* **WORK TO BE COMPLETED**
Format the data below as a Markdown table with two columns, Row and Line. Begin at the first line of the data, stop after the line that has "433, 78, 444]", number each line in order, and leave out blank lines.

* **GIVEN ENTRIES**
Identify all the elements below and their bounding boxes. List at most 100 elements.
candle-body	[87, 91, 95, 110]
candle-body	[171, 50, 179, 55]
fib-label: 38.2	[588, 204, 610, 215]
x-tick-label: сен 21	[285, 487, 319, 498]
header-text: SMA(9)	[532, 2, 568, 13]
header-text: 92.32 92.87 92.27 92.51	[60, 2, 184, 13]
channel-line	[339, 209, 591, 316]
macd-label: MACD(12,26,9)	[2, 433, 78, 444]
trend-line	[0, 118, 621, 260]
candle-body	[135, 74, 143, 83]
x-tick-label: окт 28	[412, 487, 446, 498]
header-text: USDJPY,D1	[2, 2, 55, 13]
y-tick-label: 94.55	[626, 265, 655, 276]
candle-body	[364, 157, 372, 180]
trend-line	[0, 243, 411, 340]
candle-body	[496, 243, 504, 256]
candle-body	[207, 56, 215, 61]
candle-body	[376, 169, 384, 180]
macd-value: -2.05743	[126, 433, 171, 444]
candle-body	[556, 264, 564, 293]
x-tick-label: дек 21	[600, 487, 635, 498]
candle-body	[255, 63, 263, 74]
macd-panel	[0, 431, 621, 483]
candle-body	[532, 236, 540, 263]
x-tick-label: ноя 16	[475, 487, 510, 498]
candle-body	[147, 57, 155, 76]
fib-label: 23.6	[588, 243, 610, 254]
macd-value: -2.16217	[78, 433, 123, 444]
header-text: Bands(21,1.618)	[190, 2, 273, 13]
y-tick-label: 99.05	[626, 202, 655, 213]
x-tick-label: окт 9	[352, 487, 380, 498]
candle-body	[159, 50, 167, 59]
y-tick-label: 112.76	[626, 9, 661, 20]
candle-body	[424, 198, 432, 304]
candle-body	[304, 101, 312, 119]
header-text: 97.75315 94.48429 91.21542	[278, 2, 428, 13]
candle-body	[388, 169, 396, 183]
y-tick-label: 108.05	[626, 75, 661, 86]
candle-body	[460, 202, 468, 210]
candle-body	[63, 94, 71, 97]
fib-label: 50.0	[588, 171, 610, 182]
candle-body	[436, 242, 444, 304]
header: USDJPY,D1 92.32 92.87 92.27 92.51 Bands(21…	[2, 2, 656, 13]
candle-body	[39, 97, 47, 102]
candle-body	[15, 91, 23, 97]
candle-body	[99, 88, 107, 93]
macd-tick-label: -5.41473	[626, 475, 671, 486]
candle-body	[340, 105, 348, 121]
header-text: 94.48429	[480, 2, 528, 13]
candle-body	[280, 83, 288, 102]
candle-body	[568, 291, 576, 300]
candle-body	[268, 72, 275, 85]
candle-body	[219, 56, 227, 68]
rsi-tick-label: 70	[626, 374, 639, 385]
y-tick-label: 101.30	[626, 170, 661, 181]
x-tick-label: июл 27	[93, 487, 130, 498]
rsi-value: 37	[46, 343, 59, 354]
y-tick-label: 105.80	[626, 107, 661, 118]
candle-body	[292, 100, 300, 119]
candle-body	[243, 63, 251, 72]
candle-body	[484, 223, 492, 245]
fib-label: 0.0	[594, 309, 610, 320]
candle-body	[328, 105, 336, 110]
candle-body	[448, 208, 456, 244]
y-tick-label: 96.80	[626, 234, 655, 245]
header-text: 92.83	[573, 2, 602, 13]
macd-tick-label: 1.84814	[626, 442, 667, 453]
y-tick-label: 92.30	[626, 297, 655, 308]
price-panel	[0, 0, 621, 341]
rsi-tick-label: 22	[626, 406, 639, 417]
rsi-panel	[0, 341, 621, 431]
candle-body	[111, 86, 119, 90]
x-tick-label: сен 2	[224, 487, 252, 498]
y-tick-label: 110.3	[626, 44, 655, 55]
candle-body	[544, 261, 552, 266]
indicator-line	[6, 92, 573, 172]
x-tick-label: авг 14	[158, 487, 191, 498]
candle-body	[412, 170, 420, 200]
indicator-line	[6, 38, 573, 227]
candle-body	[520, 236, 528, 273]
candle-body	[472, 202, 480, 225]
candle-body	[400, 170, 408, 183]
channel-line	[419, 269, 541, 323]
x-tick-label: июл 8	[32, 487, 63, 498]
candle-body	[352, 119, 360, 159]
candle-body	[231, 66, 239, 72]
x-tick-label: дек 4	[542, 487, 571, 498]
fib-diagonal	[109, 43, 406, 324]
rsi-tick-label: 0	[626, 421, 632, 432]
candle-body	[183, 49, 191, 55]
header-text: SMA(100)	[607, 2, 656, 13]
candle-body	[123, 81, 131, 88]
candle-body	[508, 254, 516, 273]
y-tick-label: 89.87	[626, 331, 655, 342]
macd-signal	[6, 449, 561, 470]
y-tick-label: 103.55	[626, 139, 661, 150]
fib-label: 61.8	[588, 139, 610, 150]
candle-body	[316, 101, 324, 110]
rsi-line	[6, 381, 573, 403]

* **FINAL RESULT**
| Row | Line |
|---|---|
| 1 | Identify all the elements below and their bounding boxes. List at most 100 elements. |
| 2 | candle-body	[87, 91, 95, 110] |
| 3 | candle-body	[171, 50, 179, 55] |
| 4 | fib-label: 38.2	[588, 204, 610, 215] |
| 5 | x-tick-label: сен 21	[285, 487, 319, 498] |
| 6 | header-text: SMA(9)	[532, 2, 568, 13] |
| 7 | header-text: 92.32 92.87 92.27 92.51	[60, 2, 184, 13] |
| 8 | channel-line	[339, 209, 591, 316] |
| 9 | macd-label: MACD(12,26,9)	[2, 433, 78, 444] |